▸ Task goal
Locate and copy all lines bearing the word "icon".
## start Given data
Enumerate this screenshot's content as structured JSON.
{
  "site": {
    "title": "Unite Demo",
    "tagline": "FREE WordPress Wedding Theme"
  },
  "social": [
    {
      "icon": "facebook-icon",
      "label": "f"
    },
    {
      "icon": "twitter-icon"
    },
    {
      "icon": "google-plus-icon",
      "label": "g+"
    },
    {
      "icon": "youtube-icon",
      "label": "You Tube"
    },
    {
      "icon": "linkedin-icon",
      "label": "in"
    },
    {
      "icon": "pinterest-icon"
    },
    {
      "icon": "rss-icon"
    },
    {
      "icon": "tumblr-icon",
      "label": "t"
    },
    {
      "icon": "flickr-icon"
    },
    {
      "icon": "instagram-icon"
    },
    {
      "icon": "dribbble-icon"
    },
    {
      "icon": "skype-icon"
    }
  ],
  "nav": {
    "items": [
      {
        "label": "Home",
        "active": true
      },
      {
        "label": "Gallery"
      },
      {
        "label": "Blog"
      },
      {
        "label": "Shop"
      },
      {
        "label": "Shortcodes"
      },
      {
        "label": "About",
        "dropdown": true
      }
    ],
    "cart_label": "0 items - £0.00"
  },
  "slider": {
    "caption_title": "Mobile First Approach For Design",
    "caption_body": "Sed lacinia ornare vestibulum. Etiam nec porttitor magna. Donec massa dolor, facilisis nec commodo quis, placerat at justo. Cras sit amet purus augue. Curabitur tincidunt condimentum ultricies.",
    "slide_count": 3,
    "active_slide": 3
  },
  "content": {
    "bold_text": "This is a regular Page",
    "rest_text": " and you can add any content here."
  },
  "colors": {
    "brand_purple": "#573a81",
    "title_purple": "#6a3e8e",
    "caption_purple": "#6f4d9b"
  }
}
## end Given data
▸ Response to the exercise
      "icon": "facebook-icon",
      "icon": "twitter-icon"
      "icon": "google-plus-icon",
      "icon": "youtube-icon",
      "icon": "linkedin-icon",
      "icon": "pinterest-icon"
      "icon": "rss-icon"
      "icon": "tumblr-icon",
      "icon": "flickr-icon"
      "icon": "instagram-icon"
      "icon": "dribbble-icon"
      "icon": "skype-icon"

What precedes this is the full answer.